Among the records below, find each line that includes the string "this" and copy it.
____________
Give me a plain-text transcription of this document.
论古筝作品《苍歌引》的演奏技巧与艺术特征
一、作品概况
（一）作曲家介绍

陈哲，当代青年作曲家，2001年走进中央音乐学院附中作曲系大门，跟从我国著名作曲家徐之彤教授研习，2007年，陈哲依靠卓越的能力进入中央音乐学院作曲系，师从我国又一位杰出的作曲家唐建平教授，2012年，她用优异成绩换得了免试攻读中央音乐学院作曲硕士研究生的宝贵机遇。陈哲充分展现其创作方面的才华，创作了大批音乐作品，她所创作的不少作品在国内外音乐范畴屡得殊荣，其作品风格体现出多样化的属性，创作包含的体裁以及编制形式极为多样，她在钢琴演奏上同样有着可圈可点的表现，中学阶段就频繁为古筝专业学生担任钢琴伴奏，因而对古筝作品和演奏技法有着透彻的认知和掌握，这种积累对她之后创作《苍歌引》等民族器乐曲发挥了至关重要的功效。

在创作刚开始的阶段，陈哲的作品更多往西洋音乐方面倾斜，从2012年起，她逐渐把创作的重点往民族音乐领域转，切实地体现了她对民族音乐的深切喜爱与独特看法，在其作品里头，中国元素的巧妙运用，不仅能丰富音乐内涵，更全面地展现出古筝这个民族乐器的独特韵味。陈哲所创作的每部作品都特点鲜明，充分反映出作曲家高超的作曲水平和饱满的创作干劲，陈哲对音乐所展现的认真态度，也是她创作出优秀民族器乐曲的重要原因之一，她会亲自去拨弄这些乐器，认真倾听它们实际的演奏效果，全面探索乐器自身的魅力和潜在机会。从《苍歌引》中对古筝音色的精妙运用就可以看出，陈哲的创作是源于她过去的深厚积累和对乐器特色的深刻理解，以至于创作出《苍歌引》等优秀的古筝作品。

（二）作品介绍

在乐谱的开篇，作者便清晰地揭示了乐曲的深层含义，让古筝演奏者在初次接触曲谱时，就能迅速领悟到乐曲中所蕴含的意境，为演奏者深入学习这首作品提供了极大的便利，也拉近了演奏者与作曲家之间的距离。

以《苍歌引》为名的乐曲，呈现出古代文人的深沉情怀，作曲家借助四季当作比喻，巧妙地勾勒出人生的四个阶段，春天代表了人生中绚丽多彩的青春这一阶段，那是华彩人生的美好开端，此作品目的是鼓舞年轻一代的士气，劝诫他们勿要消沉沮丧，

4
____________
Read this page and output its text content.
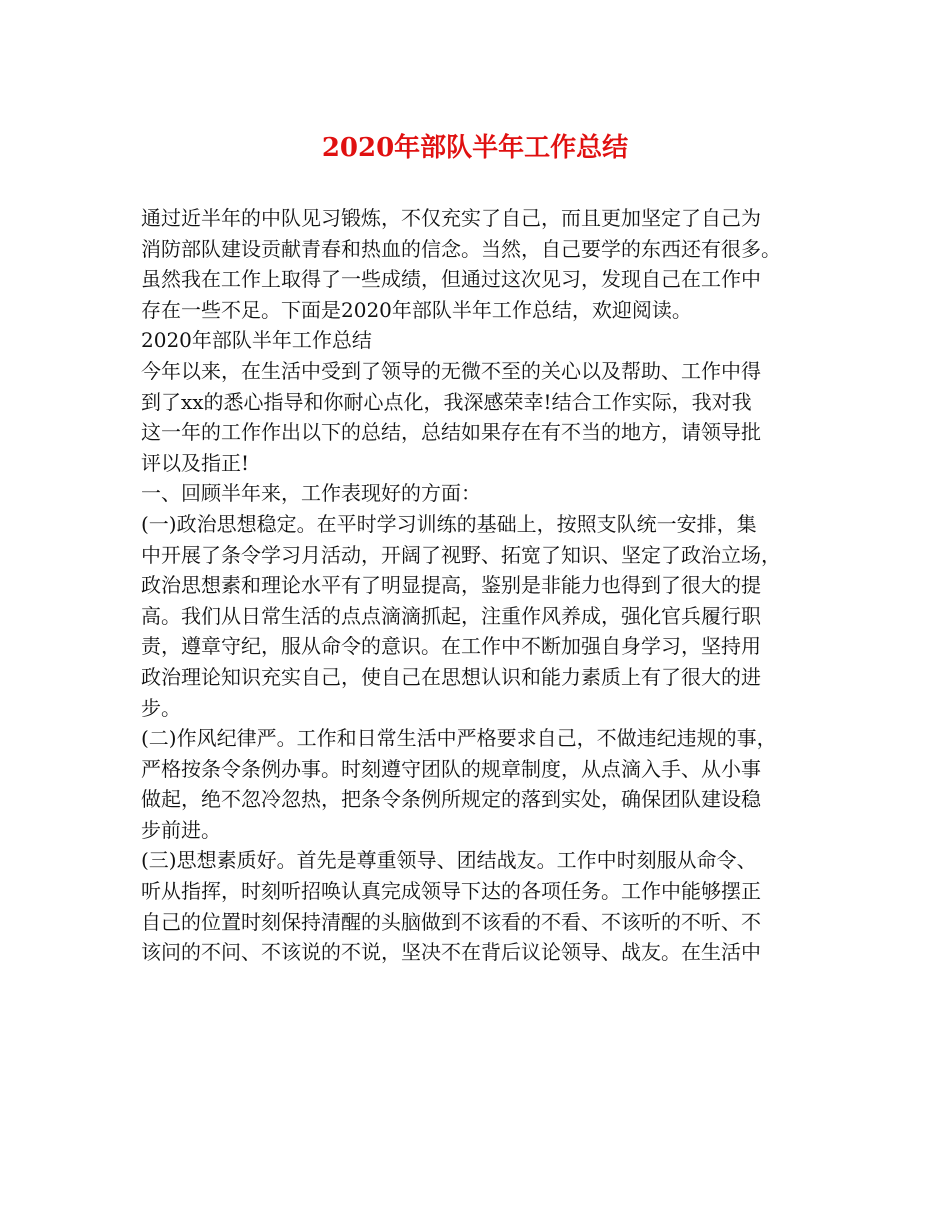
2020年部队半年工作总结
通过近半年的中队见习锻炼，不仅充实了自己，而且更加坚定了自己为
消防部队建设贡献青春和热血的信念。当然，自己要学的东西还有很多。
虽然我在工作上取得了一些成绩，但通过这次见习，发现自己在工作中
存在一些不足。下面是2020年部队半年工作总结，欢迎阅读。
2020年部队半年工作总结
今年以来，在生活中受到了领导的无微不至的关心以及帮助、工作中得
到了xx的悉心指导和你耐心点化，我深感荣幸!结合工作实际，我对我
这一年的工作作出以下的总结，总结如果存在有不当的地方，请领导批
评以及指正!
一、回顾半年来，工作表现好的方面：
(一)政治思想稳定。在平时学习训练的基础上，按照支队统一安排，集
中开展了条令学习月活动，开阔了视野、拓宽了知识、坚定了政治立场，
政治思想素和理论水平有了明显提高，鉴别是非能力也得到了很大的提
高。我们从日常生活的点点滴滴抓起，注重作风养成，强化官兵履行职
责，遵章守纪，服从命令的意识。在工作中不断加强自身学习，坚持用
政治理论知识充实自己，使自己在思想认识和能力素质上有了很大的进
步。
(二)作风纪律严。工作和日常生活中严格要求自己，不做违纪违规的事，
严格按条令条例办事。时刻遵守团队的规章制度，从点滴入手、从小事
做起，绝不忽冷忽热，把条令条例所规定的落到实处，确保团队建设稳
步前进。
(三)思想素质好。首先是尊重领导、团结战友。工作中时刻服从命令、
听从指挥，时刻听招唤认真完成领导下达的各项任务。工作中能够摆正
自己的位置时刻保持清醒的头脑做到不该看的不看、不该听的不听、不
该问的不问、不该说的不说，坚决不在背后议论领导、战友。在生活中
____________
**Expected answer**
Give me a plain-text transcription of this document.
Read this page and output its text content.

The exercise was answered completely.